===== DATASET

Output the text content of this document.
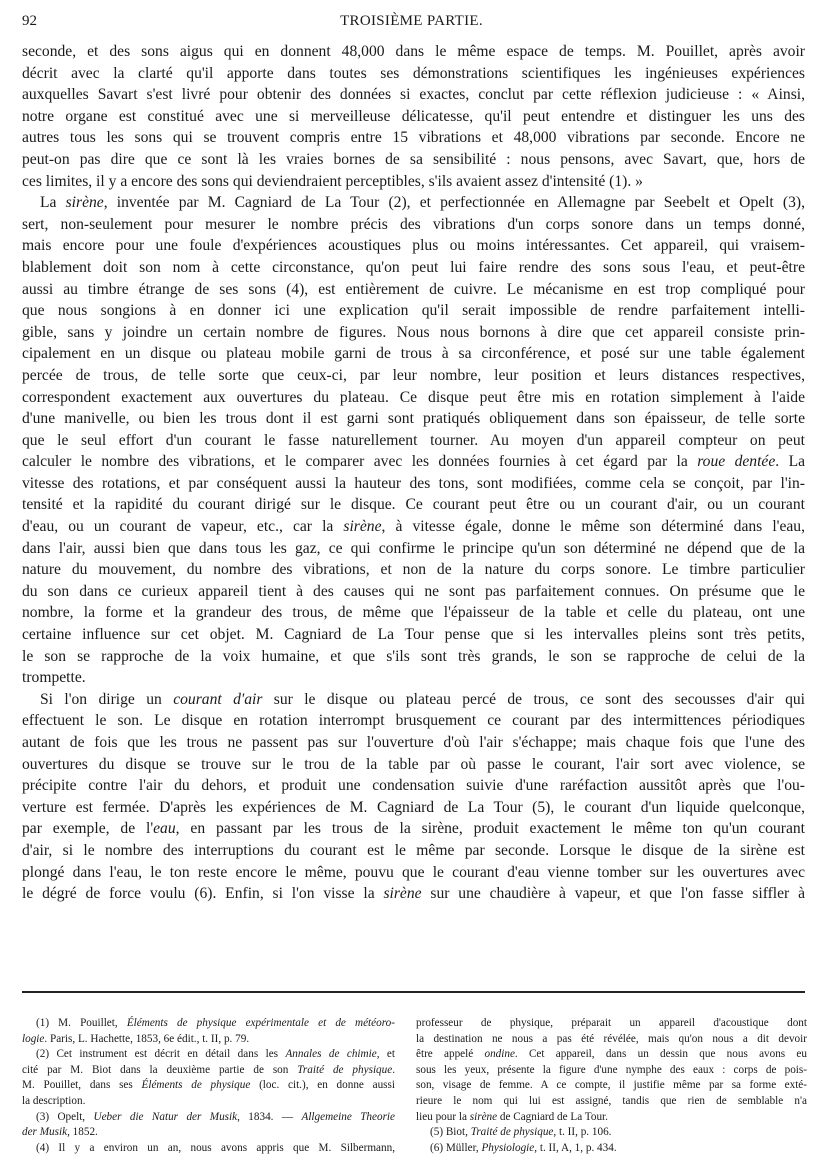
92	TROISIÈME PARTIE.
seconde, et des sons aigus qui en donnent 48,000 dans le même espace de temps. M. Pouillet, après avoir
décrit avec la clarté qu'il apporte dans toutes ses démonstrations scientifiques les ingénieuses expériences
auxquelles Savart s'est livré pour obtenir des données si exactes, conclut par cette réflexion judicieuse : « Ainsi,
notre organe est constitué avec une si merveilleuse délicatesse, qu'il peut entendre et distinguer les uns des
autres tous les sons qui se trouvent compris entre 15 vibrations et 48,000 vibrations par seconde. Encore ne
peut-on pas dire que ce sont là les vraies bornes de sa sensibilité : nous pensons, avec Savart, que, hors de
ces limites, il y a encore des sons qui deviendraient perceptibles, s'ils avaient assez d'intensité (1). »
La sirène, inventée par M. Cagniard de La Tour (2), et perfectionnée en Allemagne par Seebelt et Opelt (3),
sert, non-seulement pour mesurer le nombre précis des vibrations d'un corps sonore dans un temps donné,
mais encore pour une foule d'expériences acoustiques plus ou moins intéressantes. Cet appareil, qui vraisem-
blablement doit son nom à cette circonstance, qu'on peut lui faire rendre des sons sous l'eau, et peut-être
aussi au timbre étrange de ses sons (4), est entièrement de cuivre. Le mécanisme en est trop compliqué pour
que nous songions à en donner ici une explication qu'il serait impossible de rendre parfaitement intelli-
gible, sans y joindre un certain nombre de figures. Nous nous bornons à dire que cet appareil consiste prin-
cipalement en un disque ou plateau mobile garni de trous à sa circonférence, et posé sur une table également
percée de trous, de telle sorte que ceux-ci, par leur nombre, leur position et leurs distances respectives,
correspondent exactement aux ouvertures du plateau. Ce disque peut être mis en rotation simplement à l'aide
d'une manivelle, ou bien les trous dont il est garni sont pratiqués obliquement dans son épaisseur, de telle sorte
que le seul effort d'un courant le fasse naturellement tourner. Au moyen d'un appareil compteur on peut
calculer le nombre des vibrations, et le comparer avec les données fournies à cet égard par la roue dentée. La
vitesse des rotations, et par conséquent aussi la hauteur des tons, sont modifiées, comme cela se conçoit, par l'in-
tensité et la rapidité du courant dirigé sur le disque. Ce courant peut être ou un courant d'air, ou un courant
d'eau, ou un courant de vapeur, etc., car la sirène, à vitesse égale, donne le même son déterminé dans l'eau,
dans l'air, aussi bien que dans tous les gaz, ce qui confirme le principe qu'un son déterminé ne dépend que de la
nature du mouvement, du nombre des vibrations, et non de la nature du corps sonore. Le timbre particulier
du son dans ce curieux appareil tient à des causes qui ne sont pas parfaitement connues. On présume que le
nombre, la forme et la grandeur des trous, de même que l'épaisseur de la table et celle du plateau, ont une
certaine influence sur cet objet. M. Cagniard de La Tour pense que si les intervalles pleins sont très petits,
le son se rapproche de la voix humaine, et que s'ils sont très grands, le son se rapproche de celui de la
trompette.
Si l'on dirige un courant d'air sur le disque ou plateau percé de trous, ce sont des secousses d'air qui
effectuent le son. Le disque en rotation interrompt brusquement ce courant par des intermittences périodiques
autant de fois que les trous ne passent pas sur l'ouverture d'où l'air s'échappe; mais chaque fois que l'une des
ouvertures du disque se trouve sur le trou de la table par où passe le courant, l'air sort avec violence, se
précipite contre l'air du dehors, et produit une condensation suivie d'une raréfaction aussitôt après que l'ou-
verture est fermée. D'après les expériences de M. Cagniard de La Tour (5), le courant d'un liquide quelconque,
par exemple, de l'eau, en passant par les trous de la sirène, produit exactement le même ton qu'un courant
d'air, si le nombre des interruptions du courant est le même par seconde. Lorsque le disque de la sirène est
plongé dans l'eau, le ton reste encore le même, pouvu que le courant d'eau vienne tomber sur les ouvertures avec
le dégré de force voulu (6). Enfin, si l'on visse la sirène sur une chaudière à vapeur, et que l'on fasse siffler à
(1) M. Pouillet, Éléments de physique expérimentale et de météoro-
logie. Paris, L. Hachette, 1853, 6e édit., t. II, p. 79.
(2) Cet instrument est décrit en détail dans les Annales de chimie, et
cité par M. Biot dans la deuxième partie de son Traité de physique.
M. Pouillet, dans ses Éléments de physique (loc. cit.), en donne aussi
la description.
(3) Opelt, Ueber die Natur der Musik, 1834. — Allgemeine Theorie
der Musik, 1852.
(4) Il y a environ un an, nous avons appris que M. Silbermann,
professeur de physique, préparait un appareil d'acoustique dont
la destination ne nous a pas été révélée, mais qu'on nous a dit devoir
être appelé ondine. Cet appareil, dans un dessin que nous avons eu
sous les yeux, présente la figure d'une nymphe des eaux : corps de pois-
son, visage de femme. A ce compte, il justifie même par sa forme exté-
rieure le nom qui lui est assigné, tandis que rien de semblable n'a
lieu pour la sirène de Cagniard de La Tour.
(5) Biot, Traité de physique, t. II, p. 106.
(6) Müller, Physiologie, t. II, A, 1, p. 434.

==========

*INSTRUCTION*:
Find each line holding "même". Copy it out.

*FINISHED ANSWER*:
seconde, et des sons aigus qui en donnent 48,000 dans le même espace de temps. M. Pouillet, après avoir
d'eau, ou un courant de vapeur, etc., car la sirène, à vitesse égale, donne le même son déterminé dans l'eau,
nombre, la forme et la grandeur des trous, de même que l'épaisseur de la table et celle du plateau, ont une
par exemple, de l'eau, en passant par les trous de la sirène, produit exactement le même ton qu'un courant
d'air, si le nombre des interruptions du courant est le même par seconde. Lorsque le disque de la sirène est
plongé dans l'eau, le ton reste encore le même, pouvu que le courant d'eau vienne tomber sur les ouvertures avec
son, visage de femme. A ce compte, il justifie même par sa forme exté-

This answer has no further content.